*Short task:* Give only the number of lines in the listing below where the string "values" occurs.

[Excerpt from a dataset]
◇ ◇ ◇

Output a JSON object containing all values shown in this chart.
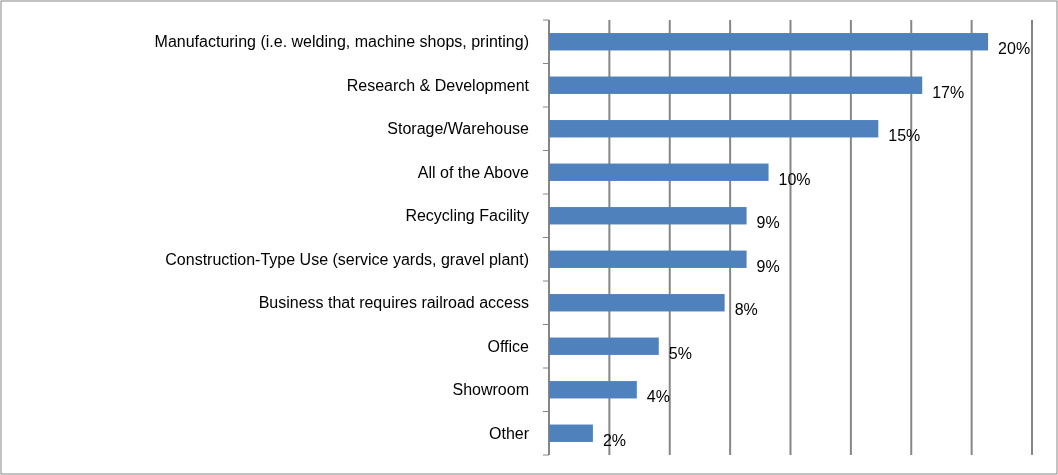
{
  "chart_data": {
    "type": "bar",
    "orientation": "horizontal",
    "categories": [
      "Manufacturing (i.e. welding, machine shops, printing)",
      "Research & Development",
      "Storage/Warehouse",
      "All of the Above",
      "Recycling Facility",
      "Construction-Type Use (service yards, gravel plant)",
      "Business that requires railroad access",
      "Office",
      "Showroom",
      "Other"
    ],
    "values": [
      20,
      17,
      15,
      10,
      9,
      9,
      8,
      5,
      4,
      2
    ],
    "value_labels": [
      "20%",
      "17%",
      "15%",
      "10%",
      "9%",
      "9%",
      "8%",
      "5%",
      "4%",
      "2%"
    ],
    "color": "#4f81bd",
    "xlim": [
      0,
      22
    ],
    "xticks": [
      {
        "value": 0,
        "label": null
      },
      {
        "value": 2.75,
        "label": null
      },
      {
        "value": 5.5,
        "label": null
      },
      {
        "value": 8.25,
        "label": null
      },
      {
        "value": 11,
        "label": null
      },
      {
        "value": 13.75,
        "label": null
      },
      {
        "value": 16.5,
        "label": null
      },
      {
        "value": 19.25,
        "label": null
      },
      {
        "value": 22,
        "label": null
      }
    ],
    "grid": "x",
    "tick_labels": "y"
  }
}
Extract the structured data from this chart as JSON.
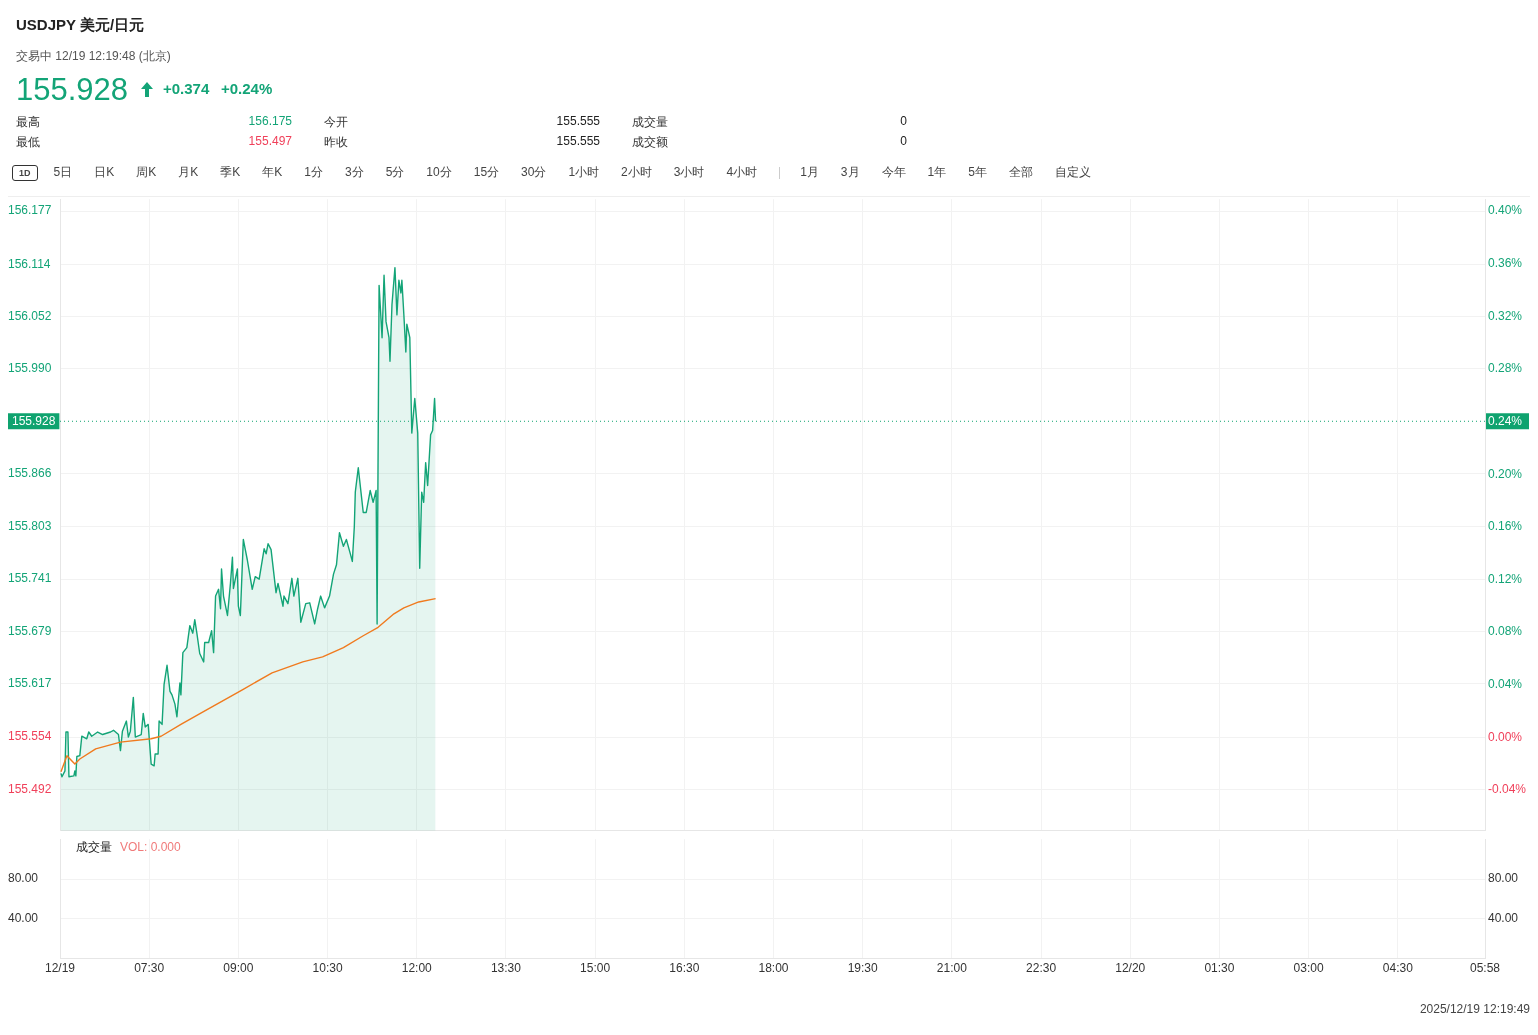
{
  "chart_data": [
    {
      "type": "line",
      "title": "USDJPY  美元/日元",
      "subtitle": "交易中 12/19 12:19:48 (北京)",
      "annotations": [
        "155.928",
        "+0.374",
        "+0.24%",
        "最高",
        "156.175",
        "今开",
        "155.555",
        "成交量",
        "0",
        "最低",
        "155.497",
        "昨收",
        "155.555",
        "成交额",
        "0",
        "1D",
        "5日",
        "日K",
        "周K",
        "月K",
        "季K",
        "年K",
        "1分",
        "3分",
        "5分",
        "10分",
        "15分",
        "30分",
        "1小时",
        "2小时",
        "3小时",
        "4小时",
        "1月",
        "3月",
        "今年",
        "1年",
        "5年",
        "全部",
        "自定义",
        "2025/12/19 12:19:49"
      ],
      "series": [
        {
          "type": "area",
          "color": "#13a477",
          "x": [
            "2025-12-19T06:01",
            "2025-12-19T06:02",
            "2025-12-19T06:05",
            "2025-12-19T06:06",
            "2025-12-19T06:08",
            "2025-12-19T06:09",
            "2025-12-19T06:14",
            "2025-12-19T06:15",
            "2025-12-19T06:16",
            "2025-12-19T06:17",
            "2025-12-19T06:20",
            "2025-12-19T06:22",
            "2025-12-19T06:27",
            "2025-12-19T06:29",
            "2025-12-19T06:32",
            "2025-12-19T06:38",
            "2025-12-19T06:43",
            "2025-12-19T06:51",
            "2025-12-19T06:54",
            "2025-12-19T06:59",
            "2025-12-19T07:01",
            "2025-12-19T07:03",
            "2025-12-19T07:07",
            "2025-12-19T07:09",
            "2025-12-19T07:11",
            "2025-12-19T07:14",
            "2025-12-19T07:16",
            "2025-12-19T07:22",
            "2025-12-19T07:24",
            "2025-12-19T07:26",
            "2025-12-19T07:29",
            "2025-12-19T07:32",
            "2025-12-19T07:35",
            "2025-12-19T07:36",
            "2025-12-19T07:39",
            "2025-12-19T07:40",
            "2025-12-19T07:43",
            "2025-12-19T07:45",
            "2025-12-19T07:48",
            "2025-12-19T07:51",
            "2025-12-19T07:53",
            "2025-12-19T07:56",
            "2025-12-19T07:58",
            "2025-12-19T08:01",
            "2025-12-19T08:02",
            "2025-12-19T08:04",
            "2025-12-19T08:08",
            "2025-12-19T08:11",
            "2025-12-19T08:14",
            "2025-12-19T08:16",
            "2025-12-19T08:18",
            "2025-12-19T08:21",
            "2025-12-19T08:25",
            "2025-12-19T08:26",
            "2025-12-19T08:30",
            "2025-12-19T08:33",
            "2025-12-19T08:35",
            "2025-12-19T08:37",
            "2025-12-19T08:40",
            "2025-12-19T08:42",
            "2025-12-19T08:43",
            "2025-12-19T08:45",
            "2025-12-19T08:49",
            "2025-12-19T08:52",
            "2025-12-19T08:54",
            "2025-12-19T08:55",
            "2025-12-19T08:59",
            "2025-12-19T09:00",
            "2025-12-19T09:02",
            "2025-12-19T09:05",
            "2025-12-19T09:07",
            "2025-12-19T09:09",
            "2025-12-19T09:14",
            "2025-12-19T09:17",
            "2025-12-19T09:21",
            "2025-12-19T09:26",
            "2025-12-19T09:28",
            "2025-12-19T09:30",
            "2025-12-19T09:33",
            "2025-12-19T09:38",
            "2025-12-19T09:40",
            "2025-12-19T09:45",
            "2025-12-19T09:46",
            "2025-12-19T09:50",
            "2025-12-19T09:54",
            "2025-12-19T09:56",
            "2025-12-19T10:00",
            "2025-12-19T10:03",
            "2025-12-19T10:08",
            "2025-12-19T10:12",
            "2025-12-19T10:17",
            "2025-12-19T10:20",
            "2025-12-19T10:23",
            "2025-12-19T10:27",
            "2025-12-19T10:32",
            "2025-12-19T10:36",
            "2025-12-19T10:39",
            "2025-12-19T10:42",
            "2025-12-19T10:46",
            "2025-12-19T10:49",
            "2025-12-19T10:53",
            "2025-12-19T10:55",
            "2025-12-19T10:57",
            "2025-12-19T10:58",
            "2025-12-19T11:01",
            "2025-12-19T11:06",
            "2025-12-19T11:09",
            "2025-12-19T11:13",
            "2025-12-19T11:16",
            "2025-12-19T11:19",
            "2025-12-19T11:20",
            "2025-12-19T11:22",
            "2025-12-19T11:25",
            "2025-12-19T11:27",
            "2025-12-19T11:29",
            "2025-12-19T11:32",
            "2025-12-19T11:33",
            "2025-12-19T11:35",
            "2025-12-19T11:38",
            "2025-12-19T11:40",
            "2025-12-19T11:42",
            "2025-12-19T11:44",
            "2025-12-19T11:45",
            "2025-12-19T11:47",
            "2025-12-19T11:49",
            "2025-12-19T11:50",
            "2025-12-19T11:53",
            "2025-12-19T11:55",
            "2025-12-19T11:58",
            "2025-12-19T12:01",
            "2025-12-19T12:03",
            "2025-12-19T12:05",
            "2025-12-19T12:07",
            "2025-12-19T12:09",
            "2025-12-19T12:11",
            "2025-12-19T12:14",
            "2025-12-19T12:16",
            "2025-12-19T12:18",
            "2025-12-19T12:19"
          ],
          "values": [
            155.511,
            155.507,
            155.514,
            155.56,
            155.56,
            155.507,
            155.508,
            155.514,
            155.508,
            155.531,
            155.532,
            155.555,
            155.552,
            155.56,
            155.555,
            155.56,
            155.557,
            155.56,
            155.562,
            155.557,
            155.538,
            155.561,
            155.573,
            155.554,
            155.561,
            155.601,
            155.554,
            155.557,
            155.582,
            155.566,
            155.569,
            155.522,
            155.52,
            155.534,
            155.534,
            155.573,
            155.569,
            155.616,
            155.639,
            155.608,
            155.604,
            155.593,
            155.578,
            155.618,
            155.604,
            155.654,
            155.66,
            155.686,
            155.677,
            155.693,
            155.678,
            155.653,
            155.643,
            155.666,
            155.666,
            155.68,
            155.654,
            155.721,
            155.729,
            155.706,
            155.753,
            155.721,
            155.698,
            155.736,
            155.767,
            155.73,
            155.753,
            155.709,
            155.698,
            155.788,
            155.776,
            155.764,
            155.729,
            155.744,
            155.741,
            155.777,
            155.771,
            155.783,
            155.776,
            155.725,
            155.736,
            155.709,
            155.721,
            155.712,
            155.742,
            155.721,
            155.742,
            155.69,
            155.712,
            155.713,
            155.688,
            155.706,
            155.721,
            155.707,
            155.721,
            155.747,
            155.758,
            155.796,
            155.78,
            155.788,
            155.771,
            155.762,
            155.803,
            155.844,
            155.873,
            155.82,
            155.82,
            155.846,
            155.832,
            155.846,
            155.688,
            156.089,
            156.027,
            156.101,
            156.046,
            156.027,
            155.999,
            156.066,
            156.11,
            156.054,
            156.095,
            156.08,
            156.095,
            156.054,
            156.01,
            156.043,
            156.027,
            155.914,
            155.955,
            155.914,
            155.754,
            155.844,
            155.832,
            155.879,
            155.852,
            155.912,
            155.917,
            155.955,
            155.928
          ]
        },
        {
          "type": "line",
          "color": "#f07a1e",
          "x": [
            "2025-12-19T06:01",
            "2025-12-19T06:07",
            "2025-12-19T06:15",
            "2025-12-19T06:20",
            "2025-12-19T06:36",
            "2025-12-19T07:01",
            "2025-12-19T07:32",
            "2025-12-19T07:42",
            "2025-12-19T08:02",
            "2025-12-19T08:23",
            "2025-12-19T09:04",
            "2025-12-19T09:34",
            "2025-12-19T10:05",
            "2025-12-19T10:25",
            "2025-12-19T10:46",
            "2025-12-19T11:06",
            "2025-12-19T11:21",
            "2025-12-19T11:37",
            "2025-12-19T11:47",
            "2025-12-19T12:02",
            "2025-12-19T12:19"
          ],
          "values": [
            155.513,
            155.532,
            155.522,
            155.528,
            155.54,
            155.548,
            155.552,
            155.555,
            155.569,
            155.583,
            155.61,
            155.63,
            155.643,
            155.649,
            155.66,
            155.674,
            155.684,
            155.7,
            155.707,
            155.714,
            155.718
          ]
        }
      ],
      "xlim": [
        "2025-12-19T06:00",
        "2025-12-20T05:58"
      ],
      "xticks": [
        {
          "value": "2025-12-19T06:00",
          "label": null
        },
        {
          "value": "2025-12-19T07:30",
          "label": null
        },
        {
          "value": "2025-12-19T09:00",
          "label": null
        },
        {
          "value": "2025-12-19T10:30",
          "label": null
        },
        {
          "value": "2025-12-19T12:00",
          "label": null
        },
        {
          "value": "2025-12-19T13:30",
          "label": null
        },
        {
          "value": "2025-12-19T15:00",
          "label": null
        },
        {
          "value": "2025-12-19T16:30",
          "label": null
        },
        {
          "value": "2025-12-19T18:00",
          "label": null
        },
        {
          "value": "2025-12-19T19:30",
          "label": null
        },
        {
          "value": "2025-12-19T21:00",
          "label": null
        },
        {
          "value": "2025-12-19T22:30",
          "label": null
        },
        {
          "value": "2025-12-20T00:00",
          "label": null
        },
        {
          "value": "2025-12-20T01:30",
          "label": null
        },
        {
          "value": "2025-12-20T03:00",
          "label": null
        },
        {
          "value": "2025-12-20T04:30",
          "label": null
        },
        {
          "value": "2025-12-20T05:58",
          "label": null
        }
      ],
      "ylim": [
        155.443,
        156.191
      ],
      "yticks": [
        156.177,
        156.114,
        156.052,
        {
          "value": 155.99,
          "label": "155.990"
        },
        155.866,
        155.803,
        155.741,
        155.679,
        155.617,
        155.554,
        155.492
      ],
      "y2lim": [
        -0.071,
        0.409
      ],
      "y2ticks": [
        {
          "value": 0.4,
          "label": "0.40%"
        },
        {
          "value": 0.36,
          "label": "0.36%"
        },
        {
          "value": 0.32,
          "label": "0.32%"
        },
        {
          "value": 0.28,
          "label": "0.28%"
        },
        {
          "value": 0.24,
          "label": "0.24%"
        },
        {
          "value": 0.2,
          "label": "0.20%"
        },
        {
          "value": 0.16,
          "label": "0.16%"
        },
        {
          "value": 0.12,
          "label": "0.12%"
        },
        {
          "value": 0.08,
          "label": "0.08%"
        },
        {
          "value": 0.04,
          "label": "0.04%"
        },
        {
          "value": 0,
          "label": "0.00%"
        },
        {
          "value": -0.04,
          "label": "-0.04%"
        }
      ],
      "ref_lines": [
        {
          "axis": "y",
          "value": 155.928,
          "label": "155.928",
          "color": "#0fa36f",
          "line_style": "dotted"
        }
      ],
      "tick_labels": "y",
      "grid": true,
      "legend": false,
      "marker": "none",
      "line_style": "solid"
    },
    {
      "type": "bar",
      "title": "成交量",
      "annotations": [
        "VOL: 0.000"
      ],
      "xlim": [
        "2025-12-19T06:00",
        "2025-12-20T05:58"
      ],
      "xticks": [
        {
          "value": "2025-12-19T06:00",
          "label": "12/19"
        },
        {
          "value": "2025-12-19T07:30",
          "label": "07:30"
        },
        {
          "value": "2025-12-19T09:00",
          "label": "09:00"
        },
        {
          "value": "2025-12-19T10:30",
          "label": "10:30"
        },
        {
          "value": "2025-12-19T12:00",
          "label": "12:00"
        },
        {
          "value": "2025-12-19T13:30",
          "label": "13:30"
        },
        {
          "value": "2025-12-19T15:00",
          "label": "15:00"
        },
        {
          "value": "2025-12-19T16:30",
          "label": "16:30"
        },
        {
          "value": "2025-12-19T18:00",
          "label": "18:00"
        },
        {
          "value": "2025-12-19T19:30",
          "label": "19:30"
        },
        {
          "value": "2025-12-19T21:00",
          "label": "21:00"
        },
        {
          "value": "2025-12-19T22:30",
          "label": "22:30"
        },
        {
          "value": "2025-12-20T00:00",
          "label": "12/20"
        },
        {
          "value": "2025-12-20T01:30",
          "label": "01:30"
        },
        {
          "value": "2025-12-20T03:00",
          "label": "03:00"
        },
        {
          "value": "2025-12-20T04:30",
          "label": "04:30"
        },
        {
          "value": "2025-12-20T05:58",
          "label": "05:58"
        }
      ],
      "ylim": [
        0,
        120
      ],
      "yticks": [
        {
          "value": 40,
          "label": "40.00"
        },
        {
          "value": 80,
          "label": "80.00"
        }
      ],
      "y2lim": [
        0,
        120
      ],
      "y2ticks": [
        {
          "value": 40,
          "label": "40.00"
        },
        {
          "value": 80,
          "label": "80.00"
        }
      ],
      "grid": true,
      "legend": false
    }
  ]
}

◇ ◇ ◇

*Completed task:* 4